§ What you should do
Gather all lines in the data that hold the string "from".

§ Data for the task
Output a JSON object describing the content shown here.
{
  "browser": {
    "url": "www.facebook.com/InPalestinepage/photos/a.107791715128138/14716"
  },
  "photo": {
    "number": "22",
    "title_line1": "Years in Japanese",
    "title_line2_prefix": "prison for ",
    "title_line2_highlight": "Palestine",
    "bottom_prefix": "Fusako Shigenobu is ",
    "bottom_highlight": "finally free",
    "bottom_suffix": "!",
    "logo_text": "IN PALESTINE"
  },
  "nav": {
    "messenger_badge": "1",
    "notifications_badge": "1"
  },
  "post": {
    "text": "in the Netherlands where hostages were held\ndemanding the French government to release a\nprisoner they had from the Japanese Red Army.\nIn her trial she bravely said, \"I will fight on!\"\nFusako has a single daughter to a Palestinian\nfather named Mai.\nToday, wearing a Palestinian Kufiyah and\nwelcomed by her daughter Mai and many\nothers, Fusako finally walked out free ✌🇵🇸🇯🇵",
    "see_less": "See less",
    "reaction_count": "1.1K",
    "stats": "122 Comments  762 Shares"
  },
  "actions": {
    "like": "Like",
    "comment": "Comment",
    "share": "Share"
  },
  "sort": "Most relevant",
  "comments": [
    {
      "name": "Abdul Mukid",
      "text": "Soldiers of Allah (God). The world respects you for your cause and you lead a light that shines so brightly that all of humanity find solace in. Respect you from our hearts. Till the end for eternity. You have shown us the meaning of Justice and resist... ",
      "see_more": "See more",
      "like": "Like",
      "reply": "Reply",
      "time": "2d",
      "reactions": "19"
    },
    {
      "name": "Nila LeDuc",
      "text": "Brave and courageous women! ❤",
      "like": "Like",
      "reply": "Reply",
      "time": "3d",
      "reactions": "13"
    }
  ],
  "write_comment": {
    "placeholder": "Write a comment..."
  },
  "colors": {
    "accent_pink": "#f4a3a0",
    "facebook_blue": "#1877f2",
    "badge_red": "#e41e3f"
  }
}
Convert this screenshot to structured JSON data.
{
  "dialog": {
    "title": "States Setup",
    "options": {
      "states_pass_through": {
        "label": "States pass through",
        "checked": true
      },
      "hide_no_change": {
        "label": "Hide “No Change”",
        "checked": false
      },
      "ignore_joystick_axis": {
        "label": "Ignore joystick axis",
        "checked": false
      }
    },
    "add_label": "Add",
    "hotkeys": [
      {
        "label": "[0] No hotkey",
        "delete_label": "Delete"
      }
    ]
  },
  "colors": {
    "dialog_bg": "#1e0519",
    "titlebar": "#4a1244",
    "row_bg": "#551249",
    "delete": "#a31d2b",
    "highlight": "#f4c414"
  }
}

--

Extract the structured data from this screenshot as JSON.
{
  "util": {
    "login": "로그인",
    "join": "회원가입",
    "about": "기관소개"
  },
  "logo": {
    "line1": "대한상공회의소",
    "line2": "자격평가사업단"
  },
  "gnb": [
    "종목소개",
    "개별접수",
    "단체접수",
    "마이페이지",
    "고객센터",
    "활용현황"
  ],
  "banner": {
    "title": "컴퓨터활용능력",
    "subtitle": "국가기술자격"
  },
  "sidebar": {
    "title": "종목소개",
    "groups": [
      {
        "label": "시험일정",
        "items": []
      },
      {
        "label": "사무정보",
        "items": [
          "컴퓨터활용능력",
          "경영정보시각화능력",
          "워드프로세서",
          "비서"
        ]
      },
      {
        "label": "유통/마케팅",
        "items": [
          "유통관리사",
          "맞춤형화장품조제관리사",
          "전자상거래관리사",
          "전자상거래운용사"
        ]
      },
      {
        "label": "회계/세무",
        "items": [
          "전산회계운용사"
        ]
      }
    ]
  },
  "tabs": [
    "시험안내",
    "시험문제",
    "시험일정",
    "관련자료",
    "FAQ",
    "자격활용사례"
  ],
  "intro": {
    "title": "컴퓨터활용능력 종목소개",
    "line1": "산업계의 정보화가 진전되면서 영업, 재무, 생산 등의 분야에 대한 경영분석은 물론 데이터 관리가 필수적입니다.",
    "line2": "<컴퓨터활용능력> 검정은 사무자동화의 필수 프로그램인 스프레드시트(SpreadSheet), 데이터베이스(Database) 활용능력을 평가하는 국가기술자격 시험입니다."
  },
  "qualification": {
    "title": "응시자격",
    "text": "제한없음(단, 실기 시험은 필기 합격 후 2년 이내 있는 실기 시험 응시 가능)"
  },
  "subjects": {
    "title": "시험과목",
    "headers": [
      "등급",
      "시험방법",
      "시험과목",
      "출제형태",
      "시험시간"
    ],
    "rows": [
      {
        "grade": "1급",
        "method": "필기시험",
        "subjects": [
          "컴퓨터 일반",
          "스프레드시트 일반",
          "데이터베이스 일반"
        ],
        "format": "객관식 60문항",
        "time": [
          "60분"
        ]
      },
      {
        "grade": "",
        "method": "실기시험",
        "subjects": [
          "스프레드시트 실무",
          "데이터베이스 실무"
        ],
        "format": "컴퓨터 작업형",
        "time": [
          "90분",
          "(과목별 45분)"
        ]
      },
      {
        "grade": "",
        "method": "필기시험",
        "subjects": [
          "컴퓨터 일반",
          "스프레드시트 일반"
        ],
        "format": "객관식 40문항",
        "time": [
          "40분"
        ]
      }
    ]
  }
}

§ Exercise solution
    "text": "in the Netherlands where hostages were held\ndemanding the French government to release a\nprisoner they had from the Japanese Red Army.\nIn her trial she bravely said, \"I will fight on!\"\nFusako has a single daughter to a Palestinian\nfather named Mai.\nToday, wearing a Palestinian Kufiyah and\nwelcomed by her daughter Mai and many\nothers, Fusako finally walked out free ✌🇵🇸🇯🇵",
      "text": "Soldiers of Allah (God). The world respects you for your cause and you lead a light that shines so brightly that all of humanity find solace in. Respect you from our hearts. Till the end for eternity. You have shown us the meaning of Justice and resist... ",
Extract the structured data from this screenshot as JSON.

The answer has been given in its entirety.